_Work order A:_ Below is a journal entry about a frazzled day, followed by lines. List every title that appears under a "This Day in" heading in the journal entry, and give each title's year.
_Work order B:_ Write what comes next in the journal entry about a frazzled day, picking up right after its last sentence, "Weird."

_Extract to read:_
- - - -

I am feeling totally frazzled today…lots of “off” vibes, strange weather, insecurities, frustrations, last-to-know moments, peculiar interactions, unpracticed routines, the high of opportunity with the low of it falling through, an oddly behaving dog, time seeming to vanish in the blink of my eye…
It’s on days like this that I have to be extra intentional about writing an accurate narrative. What do *I* know from the first-person perspective? What do I know because I asked the source directly? If I’ve heard something indirectly, am I inferring correctly or am I presuming incorrectly and to what end? Are the conclusions I’m drawing reality or fed by misinformation? Am I blinded by a personal filter created by manipulative motives or am I seeing truth through gifted discernment (interesting that those can *almost* look the same).
What a weird day.
This Day in 2018:
It’s Late and it’s Been a Long Day
Too tired to write much.
Helped paint today.
Helped cover school text books.
Ran errands.
That’s a lot in one day for a girl who hasn’t done a whole lot in over a year. And major surgery is, well, major surgery….even 7 weeks post-op.
And tomorrow is chemo. And an echocardiogram.
This Day in 2019:
Doing the Hard Thing
Doing the hard thing is always worth it. It doesn’t make it easier or better or butterflies and rainbows, but it is worth it.
This Day in 2020:
When Normal is Weird and Weird is Normal
It’s 6:30am. My oldest is sleeping because she doesn’t have to get up for the first day of school. Sure, she’ll work later and her college classes will start next week, but after preschool through 12th grade of normal first-day-of-school traditions with her sisters, today was far from normal. Waking up my other two, hours earlier than what has become their norm, for the weirdest first day of school in our lifetimes, was, well, weird. And then taking normal first-day-of-school pictures of only two of my three kids (which is not normal) just before sending them off to the school building (after not being there since an almost apocalyptic-like overnight shut down), and reminding them a mask and a normal temperature would be their ticket into the building. Weird.

- - - -

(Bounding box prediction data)
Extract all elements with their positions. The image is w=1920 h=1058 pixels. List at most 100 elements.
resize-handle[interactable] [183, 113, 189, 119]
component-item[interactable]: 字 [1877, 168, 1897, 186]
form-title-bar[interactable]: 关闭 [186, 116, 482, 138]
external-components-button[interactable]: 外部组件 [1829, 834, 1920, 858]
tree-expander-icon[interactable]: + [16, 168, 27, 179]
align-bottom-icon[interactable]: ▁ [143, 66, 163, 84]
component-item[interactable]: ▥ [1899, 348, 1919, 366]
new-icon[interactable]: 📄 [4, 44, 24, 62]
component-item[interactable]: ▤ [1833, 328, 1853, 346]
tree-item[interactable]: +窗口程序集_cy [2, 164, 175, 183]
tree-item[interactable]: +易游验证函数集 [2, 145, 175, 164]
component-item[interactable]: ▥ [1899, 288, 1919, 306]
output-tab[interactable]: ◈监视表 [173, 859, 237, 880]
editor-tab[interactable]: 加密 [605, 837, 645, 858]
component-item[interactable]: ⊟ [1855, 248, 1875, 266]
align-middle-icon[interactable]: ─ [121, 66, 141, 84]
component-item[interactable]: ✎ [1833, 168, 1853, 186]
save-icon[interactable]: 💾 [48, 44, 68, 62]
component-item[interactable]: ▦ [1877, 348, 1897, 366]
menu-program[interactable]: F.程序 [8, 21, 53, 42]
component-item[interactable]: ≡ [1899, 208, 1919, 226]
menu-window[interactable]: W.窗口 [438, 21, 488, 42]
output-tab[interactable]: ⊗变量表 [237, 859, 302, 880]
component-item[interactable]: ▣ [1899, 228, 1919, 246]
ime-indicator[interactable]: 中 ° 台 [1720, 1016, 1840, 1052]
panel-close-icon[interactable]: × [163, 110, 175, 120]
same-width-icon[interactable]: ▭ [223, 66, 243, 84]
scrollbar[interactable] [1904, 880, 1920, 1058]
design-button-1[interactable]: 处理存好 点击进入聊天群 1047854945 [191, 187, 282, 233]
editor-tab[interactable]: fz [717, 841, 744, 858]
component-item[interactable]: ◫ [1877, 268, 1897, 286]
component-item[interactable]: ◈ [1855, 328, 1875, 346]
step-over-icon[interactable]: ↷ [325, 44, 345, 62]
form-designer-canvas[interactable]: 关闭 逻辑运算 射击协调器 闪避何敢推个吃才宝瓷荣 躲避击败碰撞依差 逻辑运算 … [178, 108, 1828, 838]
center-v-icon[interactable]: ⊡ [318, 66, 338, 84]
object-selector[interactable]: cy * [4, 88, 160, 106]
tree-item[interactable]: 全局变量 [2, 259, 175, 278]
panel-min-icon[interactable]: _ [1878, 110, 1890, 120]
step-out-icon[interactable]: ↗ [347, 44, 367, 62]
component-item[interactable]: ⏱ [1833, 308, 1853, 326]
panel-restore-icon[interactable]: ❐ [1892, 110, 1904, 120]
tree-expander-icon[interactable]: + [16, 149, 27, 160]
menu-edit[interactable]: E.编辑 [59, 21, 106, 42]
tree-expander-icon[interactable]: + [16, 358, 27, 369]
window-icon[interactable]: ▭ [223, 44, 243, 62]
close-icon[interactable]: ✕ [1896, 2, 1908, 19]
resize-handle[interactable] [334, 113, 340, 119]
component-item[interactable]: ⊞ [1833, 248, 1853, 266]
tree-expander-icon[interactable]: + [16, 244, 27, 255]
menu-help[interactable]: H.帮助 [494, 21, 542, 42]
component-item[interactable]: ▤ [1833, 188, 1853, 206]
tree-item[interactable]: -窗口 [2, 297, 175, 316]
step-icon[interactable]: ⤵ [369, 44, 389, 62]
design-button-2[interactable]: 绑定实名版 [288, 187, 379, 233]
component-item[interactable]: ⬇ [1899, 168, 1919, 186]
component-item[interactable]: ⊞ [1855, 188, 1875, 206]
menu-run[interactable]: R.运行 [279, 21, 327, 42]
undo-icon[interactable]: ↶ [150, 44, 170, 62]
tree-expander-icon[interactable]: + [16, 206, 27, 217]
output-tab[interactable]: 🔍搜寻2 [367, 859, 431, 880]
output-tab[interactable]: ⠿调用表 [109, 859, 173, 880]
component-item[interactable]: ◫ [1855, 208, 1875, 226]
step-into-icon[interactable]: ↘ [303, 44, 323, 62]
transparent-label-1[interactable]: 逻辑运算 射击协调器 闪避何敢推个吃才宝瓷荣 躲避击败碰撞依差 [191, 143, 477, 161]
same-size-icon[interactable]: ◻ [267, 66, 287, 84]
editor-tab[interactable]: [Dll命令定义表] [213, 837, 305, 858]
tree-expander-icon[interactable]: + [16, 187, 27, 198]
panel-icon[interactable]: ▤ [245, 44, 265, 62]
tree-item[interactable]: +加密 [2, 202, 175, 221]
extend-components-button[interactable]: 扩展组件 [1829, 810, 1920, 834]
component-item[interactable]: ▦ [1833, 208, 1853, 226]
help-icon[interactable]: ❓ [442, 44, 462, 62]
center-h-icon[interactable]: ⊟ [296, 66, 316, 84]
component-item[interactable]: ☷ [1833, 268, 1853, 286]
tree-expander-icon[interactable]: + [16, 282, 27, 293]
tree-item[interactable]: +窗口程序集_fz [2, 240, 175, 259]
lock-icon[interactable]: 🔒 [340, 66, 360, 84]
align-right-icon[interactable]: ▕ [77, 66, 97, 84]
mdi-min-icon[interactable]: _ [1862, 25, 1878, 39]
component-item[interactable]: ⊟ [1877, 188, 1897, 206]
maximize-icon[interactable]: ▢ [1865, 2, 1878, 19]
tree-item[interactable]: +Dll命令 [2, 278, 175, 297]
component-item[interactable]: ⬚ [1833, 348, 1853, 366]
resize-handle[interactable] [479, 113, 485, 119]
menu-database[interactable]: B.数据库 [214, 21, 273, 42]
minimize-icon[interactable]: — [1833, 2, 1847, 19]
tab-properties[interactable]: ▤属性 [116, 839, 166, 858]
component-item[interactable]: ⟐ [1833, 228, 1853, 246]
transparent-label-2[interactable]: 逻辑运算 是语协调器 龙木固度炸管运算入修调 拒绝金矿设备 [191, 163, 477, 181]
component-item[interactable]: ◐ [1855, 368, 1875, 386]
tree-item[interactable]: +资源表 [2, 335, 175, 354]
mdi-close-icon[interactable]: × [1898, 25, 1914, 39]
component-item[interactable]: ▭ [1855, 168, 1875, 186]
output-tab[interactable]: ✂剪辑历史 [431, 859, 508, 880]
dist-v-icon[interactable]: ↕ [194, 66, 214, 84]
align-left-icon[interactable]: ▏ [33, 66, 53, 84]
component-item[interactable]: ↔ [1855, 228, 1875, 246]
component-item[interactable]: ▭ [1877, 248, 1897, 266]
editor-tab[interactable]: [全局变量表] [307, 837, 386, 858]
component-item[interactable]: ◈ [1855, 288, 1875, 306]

- - - -

_Result A:_
2018: It's Late and it's Been a Long Day
2019: Doing the Hard Thing
2020: When Normal is Weird and Weird is Normal

_Result B:_
Driving home felt strange and I was confused and curious about why. But now as I write, almost 10 hours later, I realize I was holding both a grief and a relief together. Relieved that the rhythm and routine of old was back, knowing that the girls were excited about the things they had to so abruptly give up yet a grief because we had settled into the new weird, now as routine as an old normal…so much so that the old normal now feels weird and this new weird is now normal.
Also interesting is that yesterday I struggled to write…finding myself confused and curious about why. Yesterday was another anniversary day for me…the 18th of August in 2017 was the day I had my mammogram and ultrasound. It was a Friday and I remember sitting in the parking lot with a surreal feeling of ‘is this really happening?’ I remember walking into this big building, checking in at this unfamiliar desk, filling out breast-specific paperwork, detailing why I was there by drawing on a diagram what was concerning. I remember following the instructions of the medical staff [it was almost like they knew] – I changed into a gown, put my clothes in a locker, and sat and waited. Next the room with the machine that would capture the images of a tumor unknown. Then I waited again. Off to a different room with a different machine that would capture more images of more tumors all unknown. As I sat alone in the dark room while the Sonographer went to get the Radiologist [she must have known, too], the images glared at me from the screen and time stopped; my mind blank and spinning at the same time. I could feel my insides shaking as I waited for the sounds of the door opening and then, in an instant, I was looking face to face with the Radiologist.
‘Do you know?’ I asked boldly but quietly, knowing that once I heard his answer, I couldn’t unhear it.
‘I don’t like to share what I think until I know, and I hope I’m wrong, but, yes, I think I know. I believe we are looking at cancer.’ He said quietly and steadily, yet full with emotion. I could tell he hated saying it. I could also tell he was practiced at it.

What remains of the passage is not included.